- PROBLEM REQUIREMENTS -
List, from the lines below, each one with "available" in it.

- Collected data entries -
========================================================================
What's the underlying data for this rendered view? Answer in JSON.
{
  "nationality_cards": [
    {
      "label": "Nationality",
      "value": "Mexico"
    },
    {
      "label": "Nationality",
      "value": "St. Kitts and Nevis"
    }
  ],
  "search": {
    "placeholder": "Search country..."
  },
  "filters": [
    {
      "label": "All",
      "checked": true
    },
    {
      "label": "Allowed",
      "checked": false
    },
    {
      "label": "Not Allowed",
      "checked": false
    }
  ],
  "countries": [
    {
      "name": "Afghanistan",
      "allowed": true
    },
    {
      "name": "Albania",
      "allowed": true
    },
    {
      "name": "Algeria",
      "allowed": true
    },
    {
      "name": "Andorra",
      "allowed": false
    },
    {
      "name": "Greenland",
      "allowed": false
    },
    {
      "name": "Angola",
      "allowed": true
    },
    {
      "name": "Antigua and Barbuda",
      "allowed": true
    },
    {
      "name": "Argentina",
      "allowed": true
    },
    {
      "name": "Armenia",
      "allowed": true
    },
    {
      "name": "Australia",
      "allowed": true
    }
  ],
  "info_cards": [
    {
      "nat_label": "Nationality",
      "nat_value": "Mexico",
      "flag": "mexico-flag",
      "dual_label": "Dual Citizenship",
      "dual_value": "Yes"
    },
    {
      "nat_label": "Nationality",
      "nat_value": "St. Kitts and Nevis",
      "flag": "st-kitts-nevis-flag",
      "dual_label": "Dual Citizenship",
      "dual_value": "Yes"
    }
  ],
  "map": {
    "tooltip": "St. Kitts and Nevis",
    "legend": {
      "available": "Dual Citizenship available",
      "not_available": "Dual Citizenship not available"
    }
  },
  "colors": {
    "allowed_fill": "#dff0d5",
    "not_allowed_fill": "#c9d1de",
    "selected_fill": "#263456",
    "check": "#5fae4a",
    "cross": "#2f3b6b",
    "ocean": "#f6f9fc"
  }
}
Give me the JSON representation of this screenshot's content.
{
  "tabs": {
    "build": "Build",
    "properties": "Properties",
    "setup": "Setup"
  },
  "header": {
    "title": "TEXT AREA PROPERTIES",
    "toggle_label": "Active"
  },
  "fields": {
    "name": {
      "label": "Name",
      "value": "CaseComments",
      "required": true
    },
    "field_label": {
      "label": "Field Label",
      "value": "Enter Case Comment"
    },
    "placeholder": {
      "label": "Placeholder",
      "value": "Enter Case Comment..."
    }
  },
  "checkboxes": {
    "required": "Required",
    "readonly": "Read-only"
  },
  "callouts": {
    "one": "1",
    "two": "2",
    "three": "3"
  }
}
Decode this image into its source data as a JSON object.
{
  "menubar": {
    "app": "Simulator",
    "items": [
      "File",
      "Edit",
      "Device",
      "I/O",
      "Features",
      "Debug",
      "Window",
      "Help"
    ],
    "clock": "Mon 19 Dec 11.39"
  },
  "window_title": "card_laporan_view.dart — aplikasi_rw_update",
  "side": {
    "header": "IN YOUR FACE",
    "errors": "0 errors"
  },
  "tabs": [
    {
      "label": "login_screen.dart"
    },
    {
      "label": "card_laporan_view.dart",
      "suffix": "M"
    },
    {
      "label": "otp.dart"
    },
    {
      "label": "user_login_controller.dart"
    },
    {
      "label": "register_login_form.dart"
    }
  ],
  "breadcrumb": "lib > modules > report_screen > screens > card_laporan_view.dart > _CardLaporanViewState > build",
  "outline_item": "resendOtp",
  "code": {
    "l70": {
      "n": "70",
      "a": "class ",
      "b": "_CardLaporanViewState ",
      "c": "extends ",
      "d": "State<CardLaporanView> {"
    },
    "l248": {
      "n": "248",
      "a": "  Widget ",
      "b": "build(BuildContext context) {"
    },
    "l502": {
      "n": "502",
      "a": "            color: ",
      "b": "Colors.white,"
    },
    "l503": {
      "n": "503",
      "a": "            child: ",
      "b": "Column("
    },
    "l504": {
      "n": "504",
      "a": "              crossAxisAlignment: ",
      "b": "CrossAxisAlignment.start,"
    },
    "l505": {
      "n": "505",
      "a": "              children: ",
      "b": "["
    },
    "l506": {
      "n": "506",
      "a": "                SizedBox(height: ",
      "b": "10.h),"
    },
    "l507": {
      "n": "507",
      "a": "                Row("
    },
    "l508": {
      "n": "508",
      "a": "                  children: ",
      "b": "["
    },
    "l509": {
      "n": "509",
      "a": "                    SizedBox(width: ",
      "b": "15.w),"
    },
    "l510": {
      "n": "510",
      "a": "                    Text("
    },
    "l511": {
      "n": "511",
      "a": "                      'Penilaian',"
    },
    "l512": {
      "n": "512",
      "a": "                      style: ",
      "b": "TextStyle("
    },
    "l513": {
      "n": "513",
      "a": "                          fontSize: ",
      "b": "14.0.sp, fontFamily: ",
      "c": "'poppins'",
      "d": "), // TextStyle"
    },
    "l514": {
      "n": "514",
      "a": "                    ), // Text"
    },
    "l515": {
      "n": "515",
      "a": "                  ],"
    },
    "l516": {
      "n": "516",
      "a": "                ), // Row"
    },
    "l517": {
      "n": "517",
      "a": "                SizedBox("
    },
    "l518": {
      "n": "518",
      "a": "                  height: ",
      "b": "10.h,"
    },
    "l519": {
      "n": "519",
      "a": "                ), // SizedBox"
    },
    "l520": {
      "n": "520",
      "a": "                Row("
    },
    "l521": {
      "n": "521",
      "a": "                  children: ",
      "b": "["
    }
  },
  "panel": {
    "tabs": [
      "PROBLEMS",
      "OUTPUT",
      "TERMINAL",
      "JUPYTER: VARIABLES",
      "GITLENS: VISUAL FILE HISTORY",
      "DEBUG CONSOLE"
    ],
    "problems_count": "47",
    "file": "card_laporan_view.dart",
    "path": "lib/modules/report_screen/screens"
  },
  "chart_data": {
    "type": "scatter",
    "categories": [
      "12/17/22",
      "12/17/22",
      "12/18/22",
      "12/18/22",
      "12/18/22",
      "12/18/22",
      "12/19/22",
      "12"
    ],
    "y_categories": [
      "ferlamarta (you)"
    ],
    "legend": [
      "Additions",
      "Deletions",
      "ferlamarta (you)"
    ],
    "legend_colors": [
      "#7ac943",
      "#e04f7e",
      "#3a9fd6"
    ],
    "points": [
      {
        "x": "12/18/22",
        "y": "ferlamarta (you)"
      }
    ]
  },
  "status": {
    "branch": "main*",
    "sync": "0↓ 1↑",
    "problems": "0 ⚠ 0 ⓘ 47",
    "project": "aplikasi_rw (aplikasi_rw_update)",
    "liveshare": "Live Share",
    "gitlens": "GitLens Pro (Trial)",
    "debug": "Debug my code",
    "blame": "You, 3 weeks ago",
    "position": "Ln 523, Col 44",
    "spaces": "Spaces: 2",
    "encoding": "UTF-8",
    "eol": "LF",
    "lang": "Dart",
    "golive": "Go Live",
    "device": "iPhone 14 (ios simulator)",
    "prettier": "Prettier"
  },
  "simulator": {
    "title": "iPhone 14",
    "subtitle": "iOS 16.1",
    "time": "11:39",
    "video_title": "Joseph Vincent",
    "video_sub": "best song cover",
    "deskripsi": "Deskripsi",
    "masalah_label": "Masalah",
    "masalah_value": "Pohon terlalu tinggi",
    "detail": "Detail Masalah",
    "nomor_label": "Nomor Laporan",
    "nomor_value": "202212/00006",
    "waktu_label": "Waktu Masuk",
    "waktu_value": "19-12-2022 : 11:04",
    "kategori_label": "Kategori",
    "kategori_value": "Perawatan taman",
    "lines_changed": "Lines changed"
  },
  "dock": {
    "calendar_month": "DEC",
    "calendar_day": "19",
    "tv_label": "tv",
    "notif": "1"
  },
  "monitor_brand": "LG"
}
========================================================================
- OUTPUT OF THE TASK -
      "available": "Dual Citizenship available",
      "not_available": "Dual Citizenship not available"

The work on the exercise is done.